THE PROBLEM:
Pull every line with the word "name" out of the entries below.

PROVIDED DATA:
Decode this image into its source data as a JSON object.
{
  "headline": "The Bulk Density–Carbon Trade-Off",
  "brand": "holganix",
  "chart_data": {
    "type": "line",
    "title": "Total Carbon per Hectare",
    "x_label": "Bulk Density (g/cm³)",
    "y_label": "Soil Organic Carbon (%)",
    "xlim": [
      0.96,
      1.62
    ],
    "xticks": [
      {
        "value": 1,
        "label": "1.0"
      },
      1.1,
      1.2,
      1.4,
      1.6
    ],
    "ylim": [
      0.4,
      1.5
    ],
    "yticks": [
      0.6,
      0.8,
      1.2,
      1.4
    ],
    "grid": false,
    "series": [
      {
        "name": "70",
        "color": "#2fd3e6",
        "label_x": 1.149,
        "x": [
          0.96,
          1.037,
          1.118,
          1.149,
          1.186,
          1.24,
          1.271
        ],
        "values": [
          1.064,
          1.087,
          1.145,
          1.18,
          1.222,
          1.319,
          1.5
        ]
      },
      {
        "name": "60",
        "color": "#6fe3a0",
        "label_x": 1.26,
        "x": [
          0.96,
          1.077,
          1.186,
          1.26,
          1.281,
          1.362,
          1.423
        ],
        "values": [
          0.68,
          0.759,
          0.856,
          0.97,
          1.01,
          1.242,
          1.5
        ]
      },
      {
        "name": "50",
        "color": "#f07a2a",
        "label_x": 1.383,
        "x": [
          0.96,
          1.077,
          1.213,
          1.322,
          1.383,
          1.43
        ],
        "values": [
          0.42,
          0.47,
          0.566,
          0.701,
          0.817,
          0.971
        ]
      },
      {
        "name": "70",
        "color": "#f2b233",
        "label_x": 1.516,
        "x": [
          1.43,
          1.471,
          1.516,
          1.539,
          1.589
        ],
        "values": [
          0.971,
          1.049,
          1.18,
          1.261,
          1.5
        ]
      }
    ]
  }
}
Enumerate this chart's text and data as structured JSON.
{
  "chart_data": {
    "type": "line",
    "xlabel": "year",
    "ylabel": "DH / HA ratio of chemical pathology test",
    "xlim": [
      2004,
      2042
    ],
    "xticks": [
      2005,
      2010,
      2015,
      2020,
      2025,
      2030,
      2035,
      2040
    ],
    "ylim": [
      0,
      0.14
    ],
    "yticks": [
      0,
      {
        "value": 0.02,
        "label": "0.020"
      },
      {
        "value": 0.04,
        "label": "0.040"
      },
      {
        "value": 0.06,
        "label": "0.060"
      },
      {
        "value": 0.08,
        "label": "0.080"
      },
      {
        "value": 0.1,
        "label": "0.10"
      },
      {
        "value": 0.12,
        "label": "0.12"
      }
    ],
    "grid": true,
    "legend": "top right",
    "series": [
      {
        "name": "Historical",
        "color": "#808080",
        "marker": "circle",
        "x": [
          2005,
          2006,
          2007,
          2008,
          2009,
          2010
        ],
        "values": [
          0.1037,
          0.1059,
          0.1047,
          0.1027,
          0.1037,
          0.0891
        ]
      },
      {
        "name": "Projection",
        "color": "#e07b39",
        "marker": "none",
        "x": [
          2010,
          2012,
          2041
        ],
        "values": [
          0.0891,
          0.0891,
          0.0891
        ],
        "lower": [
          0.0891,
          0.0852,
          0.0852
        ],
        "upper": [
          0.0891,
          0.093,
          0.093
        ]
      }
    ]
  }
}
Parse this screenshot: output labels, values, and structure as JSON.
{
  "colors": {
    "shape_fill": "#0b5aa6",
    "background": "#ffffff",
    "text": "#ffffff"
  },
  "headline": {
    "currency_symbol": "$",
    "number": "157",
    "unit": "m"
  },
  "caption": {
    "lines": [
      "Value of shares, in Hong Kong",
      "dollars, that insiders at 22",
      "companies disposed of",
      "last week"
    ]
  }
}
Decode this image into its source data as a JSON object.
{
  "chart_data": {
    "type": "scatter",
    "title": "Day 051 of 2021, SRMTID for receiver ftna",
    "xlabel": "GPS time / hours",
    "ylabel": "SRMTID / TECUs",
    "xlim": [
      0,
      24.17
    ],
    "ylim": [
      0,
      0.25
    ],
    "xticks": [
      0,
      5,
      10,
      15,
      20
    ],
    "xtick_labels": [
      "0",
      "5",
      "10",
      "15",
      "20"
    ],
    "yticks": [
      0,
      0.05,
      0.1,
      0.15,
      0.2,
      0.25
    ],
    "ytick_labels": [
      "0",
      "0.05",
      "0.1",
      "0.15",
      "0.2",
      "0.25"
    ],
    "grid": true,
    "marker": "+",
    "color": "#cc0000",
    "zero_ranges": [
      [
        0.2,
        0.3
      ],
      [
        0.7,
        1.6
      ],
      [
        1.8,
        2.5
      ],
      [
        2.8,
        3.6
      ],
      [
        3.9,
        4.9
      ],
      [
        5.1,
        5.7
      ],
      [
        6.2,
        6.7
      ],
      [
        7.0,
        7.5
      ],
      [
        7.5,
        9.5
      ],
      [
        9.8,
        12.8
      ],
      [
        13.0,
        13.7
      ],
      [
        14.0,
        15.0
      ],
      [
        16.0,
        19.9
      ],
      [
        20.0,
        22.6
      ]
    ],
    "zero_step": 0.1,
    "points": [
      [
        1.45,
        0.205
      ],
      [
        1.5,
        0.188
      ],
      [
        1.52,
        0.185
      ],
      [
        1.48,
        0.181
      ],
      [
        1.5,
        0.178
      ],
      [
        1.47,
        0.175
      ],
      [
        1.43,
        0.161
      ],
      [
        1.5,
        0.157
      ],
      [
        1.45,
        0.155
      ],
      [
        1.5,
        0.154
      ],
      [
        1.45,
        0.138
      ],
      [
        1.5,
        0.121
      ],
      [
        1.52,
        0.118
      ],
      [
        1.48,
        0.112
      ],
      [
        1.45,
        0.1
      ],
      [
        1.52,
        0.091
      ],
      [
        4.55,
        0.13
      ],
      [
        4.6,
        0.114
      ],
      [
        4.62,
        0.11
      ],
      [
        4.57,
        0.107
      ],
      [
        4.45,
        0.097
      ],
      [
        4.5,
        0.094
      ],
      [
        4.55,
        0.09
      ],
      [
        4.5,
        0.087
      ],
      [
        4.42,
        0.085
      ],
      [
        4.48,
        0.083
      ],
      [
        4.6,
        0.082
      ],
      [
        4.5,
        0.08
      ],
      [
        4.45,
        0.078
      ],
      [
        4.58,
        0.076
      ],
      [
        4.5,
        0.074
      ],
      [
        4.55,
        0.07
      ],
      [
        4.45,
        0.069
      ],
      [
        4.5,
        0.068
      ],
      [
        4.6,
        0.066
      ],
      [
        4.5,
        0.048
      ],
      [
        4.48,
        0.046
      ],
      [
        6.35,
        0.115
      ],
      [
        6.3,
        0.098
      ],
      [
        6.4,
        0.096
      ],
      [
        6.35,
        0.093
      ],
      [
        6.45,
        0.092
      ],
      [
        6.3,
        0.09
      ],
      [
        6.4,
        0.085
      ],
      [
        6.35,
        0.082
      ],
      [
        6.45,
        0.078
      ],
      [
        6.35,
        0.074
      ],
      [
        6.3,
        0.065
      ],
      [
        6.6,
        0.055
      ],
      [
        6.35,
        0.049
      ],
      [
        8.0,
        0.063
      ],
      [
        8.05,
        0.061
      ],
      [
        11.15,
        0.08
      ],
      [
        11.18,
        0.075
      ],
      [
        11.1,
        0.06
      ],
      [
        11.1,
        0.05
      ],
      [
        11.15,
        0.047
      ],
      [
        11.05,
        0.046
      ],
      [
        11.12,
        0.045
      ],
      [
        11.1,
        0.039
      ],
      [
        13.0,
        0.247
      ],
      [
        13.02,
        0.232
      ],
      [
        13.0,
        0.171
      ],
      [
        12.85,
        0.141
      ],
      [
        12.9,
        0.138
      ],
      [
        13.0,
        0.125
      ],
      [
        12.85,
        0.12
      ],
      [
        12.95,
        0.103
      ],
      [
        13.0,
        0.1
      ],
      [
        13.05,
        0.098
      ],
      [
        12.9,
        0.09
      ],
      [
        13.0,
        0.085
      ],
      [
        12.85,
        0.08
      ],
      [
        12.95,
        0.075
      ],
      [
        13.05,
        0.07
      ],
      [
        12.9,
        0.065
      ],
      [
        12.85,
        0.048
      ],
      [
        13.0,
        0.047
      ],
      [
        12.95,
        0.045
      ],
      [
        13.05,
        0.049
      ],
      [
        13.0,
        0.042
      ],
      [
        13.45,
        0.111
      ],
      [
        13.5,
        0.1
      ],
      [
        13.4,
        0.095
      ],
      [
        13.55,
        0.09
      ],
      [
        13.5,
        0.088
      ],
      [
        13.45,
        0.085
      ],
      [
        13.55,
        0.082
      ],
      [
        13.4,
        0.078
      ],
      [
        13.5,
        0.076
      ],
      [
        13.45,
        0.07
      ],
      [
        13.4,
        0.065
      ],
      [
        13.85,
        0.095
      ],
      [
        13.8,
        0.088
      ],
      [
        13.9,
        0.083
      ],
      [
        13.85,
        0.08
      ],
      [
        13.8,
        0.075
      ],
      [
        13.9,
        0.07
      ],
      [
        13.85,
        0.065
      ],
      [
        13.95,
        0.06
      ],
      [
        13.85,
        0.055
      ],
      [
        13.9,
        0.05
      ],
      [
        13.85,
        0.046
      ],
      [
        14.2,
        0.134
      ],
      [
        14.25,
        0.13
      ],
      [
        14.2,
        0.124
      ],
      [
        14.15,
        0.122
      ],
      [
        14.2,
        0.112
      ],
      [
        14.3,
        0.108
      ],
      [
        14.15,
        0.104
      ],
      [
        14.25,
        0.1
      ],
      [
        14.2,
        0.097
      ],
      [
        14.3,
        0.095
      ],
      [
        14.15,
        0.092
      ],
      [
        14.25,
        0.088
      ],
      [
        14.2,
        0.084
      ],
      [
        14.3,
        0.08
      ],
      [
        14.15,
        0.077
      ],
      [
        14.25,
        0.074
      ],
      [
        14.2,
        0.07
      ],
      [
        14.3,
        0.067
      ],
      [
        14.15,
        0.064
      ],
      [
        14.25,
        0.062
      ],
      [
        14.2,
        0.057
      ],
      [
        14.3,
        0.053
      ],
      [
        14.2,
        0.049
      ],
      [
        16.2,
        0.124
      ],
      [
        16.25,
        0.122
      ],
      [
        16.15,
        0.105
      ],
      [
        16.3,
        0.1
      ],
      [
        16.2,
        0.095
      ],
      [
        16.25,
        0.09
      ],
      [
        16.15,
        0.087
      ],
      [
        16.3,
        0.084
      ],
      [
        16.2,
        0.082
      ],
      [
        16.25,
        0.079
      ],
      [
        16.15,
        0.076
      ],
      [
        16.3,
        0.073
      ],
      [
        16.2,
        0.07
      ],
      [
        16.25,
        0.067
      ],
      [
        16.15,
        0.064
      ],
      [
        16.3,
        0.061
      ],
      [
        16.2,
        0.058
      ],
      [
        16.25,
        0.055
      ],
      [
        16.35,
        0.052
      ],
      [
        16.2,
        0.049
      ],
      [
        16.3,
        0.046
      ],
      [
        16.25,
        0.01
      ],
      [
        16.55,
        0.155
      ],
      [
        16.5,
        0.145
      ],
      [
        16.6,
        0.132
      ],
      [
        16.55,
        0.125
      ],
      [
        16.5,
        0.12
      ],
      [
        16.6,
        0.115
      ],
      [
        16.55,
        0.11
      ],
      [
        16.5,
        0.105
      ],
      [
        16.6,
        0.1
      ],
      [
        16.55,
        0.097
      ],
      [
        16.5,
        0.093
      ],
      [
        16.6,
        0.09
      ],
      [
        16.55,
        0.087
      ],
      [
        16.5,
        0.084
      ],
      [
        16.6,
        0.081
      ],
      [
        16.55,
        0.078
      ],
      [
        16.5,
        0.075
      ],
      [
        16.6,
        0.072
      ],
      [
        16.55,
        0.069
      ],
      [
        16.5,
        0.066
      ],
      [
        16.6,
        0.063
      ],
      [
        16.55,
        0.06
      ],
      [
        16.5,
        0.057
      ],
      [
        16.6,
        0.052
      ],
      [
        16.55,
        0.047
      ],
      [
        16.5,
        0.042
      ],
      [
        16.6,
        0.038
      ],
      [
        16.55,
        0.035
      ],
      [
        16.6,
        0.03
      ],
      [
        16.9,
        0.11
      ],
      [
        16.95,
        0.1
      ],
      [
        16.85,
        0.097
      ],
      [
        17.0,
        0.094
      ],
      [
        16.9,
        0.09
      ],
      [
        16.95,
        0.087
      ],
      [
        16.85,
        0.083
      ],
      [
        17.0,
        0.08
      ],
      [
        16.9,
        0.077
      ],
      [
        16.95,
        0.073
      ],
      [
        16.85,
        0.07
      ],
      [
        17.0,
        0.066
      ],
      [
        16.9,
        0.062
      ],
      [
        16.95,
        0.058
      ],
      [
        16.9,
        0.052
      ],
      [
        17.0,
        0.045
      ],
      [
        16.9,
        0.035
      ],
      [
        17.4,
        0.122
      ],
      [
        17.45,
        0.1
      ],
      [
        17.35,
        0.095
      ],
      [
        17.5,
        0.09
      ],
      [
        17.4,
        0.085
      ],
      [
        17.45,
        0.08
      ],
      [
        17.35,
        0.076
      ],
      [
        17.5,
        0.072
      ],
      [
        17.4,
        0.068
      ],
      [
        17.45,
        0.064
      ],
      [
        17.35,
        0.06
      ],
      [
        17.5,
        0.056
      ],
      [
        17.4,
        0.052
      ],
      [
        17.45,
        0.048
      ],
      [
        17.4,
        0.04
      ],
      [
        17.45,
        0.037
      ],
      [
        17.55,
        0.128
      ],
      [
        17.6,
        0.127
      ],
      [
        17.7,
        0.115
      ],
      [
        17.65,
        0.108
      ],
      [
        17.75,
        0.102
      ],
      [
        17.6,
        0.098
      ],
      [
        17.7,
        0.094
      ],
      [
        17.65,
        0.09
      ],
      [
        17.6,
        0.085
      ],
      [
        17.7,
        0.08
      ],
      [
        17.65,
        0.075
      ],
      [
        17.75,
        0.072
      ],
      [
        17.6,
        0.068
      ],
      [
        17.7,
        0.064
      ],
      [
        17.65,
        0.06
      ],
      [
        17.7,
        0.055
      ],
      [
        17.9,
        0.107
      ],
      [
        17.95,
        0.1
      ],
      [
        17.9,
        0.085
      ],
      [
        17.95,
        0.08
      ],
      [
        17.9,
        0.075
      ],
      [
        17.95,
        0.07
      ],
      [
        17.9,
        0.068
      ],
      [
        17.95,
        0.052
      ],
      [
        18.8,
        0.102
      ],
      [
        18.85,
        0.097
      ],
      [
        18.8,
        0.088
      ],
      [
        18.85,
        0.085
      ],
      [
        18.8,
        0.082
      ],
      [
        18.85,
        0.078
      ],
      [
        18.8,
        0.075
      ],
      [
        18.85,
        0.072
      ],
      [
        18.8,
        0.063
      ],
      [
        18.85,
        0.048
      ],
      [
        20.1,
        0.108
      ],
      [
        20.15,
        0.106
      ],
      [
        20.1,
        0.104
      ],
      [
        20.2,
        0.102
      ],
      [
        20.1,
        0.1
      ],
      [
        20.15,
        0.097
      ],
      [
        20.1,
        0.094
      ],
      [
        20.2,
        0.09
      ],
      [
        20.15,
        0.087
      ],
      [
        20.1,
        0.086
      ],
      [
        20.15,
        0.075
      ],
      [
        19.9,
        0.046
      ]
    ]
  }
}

FINISHED EXERCISE:
        "name": "70",
        "name": "60",
        "name": "50",
        "name": "70",
        "name": "Historical",
        "name": "Projection",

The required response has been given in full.